» **Element location listings**
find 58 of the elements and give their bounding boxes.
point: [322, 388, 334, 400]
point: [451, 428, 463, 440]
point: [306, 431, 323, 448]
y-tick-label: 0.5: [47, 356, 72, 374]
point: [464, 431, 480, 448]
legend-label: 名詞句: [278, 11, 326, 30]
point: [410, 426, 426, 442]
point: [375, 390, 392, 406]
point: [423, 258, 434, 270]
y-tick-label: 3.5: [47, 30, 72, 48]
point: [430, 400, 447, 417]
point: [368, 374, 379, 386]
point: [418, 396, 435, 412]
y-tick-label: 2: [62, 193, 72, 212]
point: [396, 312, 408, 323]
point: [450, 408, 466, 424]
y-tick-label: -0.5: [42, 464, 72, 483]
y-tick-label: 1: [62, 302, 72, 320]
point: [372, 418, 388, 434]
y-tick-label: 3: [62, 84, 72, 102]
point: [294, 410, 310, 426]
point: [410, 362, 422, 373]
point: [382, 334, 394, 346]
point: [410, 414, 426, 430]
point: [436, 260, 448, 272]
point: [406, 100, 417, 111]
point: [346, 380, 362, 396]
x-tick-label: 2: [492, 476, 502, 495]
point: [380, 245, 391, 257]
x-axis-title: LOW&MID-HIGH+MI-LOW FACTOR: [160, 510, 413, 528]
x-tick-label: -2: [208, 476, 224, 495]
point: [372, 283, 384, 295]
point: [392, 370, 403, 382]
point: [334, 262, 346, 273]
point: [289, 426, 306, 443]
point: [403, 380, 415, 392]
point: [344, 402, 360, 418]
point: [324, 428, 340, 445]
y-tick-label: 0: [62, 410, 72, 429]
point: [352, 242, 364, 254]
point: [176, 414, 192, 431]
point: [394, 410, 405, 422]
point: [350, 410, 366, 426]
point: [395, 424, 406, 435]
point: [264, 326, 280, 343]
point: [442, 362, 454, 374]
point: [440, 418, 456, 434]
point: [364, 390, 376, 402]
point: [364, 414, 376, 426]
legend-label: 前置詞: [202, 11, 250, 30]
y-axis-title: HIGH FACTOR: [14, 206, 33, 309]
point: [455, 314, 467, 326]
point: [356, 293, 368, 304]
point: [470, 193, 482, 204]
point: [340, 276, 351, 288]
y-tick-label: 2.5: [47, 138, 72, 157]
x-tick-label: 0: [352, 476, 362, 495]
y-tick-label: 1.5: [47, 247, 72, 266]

» **What to work on**
Write out the records again, substituting "y-axis tick" for each "y-tick-label" and leaving everything else unchanged.

» **Result for this task**
find 58 of the elements and give their bounding boxes.
point: [322, 388, 334, 400]
point: [451, 428, 463, 440]
point: [306, 431, 323, 448]
y-axis tick: 0.5: [47, 356, 72, 374]
point: [464, 431, 480, 448]
legend-label: 名詞句: [278, 11, 326, 30]
point: [410, 426, 426, 442]
point: [375, 390, 392, 406]
point: [423, 258, 434, 270]
y-axis tick: 3.5: [47, 30, 72, 48]
point: [430, 400, 447, 417]
point: [368, 374, 379, 386]
point: [418, 396, 435, 412]
y-axis tick: 2: [62, 193, 72, 212]
point: [396, 312, 408, 323]
point: [450, 408, 466, 424]
y-axis tick: -0.5: [42, 464, 72, 483]
y-axis tick: 1: [62, 302, 72, 320]
point: [372, 418, 388, 434]
y-axis tick: 3: [62, 84, 72, 102]
point: [294, 410, 310, 426]
point: [410, 362, 422, 373]
point: [382, 334, 394, 346]
point: [410, 414, 426, 430]
point: [436, 260, 448, 272]
point: [406, 100, 417, 111]
point: [346, 380, 362, 396]
x-tick-label: 2: [492, 476, 502, 495]
point: [380, 245, 391, 257]
x-axis-title: LOW&MID-HIGH+MI-LOW FACTOR: [160, 510, 413, 528]
x-tick-label: -2: [208, 476, 224, 495]
point: [372, 283, 384, 295]
point: [392, 370, 403, 382]
point: [334, 262, 346, 273]
point: [289, 426, 306, 443]
point: [403, 380, 415, 392]
point: [344, 402, 360, 418]
point: [324, 428, 340, 445]
y-axis tick: 0: [62, 410, 72, 429]
point: [352, 242, 364, 254]
point: [176, 414, 192, 431]
point: [394, 410, 405, 422]
point: [350, 410, 366, 426]
point: [395, 424, 406, 435]
point: [264, 326, 280, 343]
point: [442, 362, 454, 374]
point: [440, 418, 456, 434]
point: [364, 390, 376, 402]
point: [364, 414, 376, 426]
legend-label: 前置詞: [202, 11, 250, 30]
y-axis-title: HIGH FACTOR: [14, 206, 33, 309]
point: [455, 314, 467, 326]
point: [356, 293, 368, 304]
point: [470, 193, 482, 204]
point: [340, 276, 351, 288]
y-axis tick: 2.5: [47, 138, 72, 157]
x-tick-label: 0: [352, 476, 362, 495]
y-axis tick: 1.5: [47, 247, 72, 266]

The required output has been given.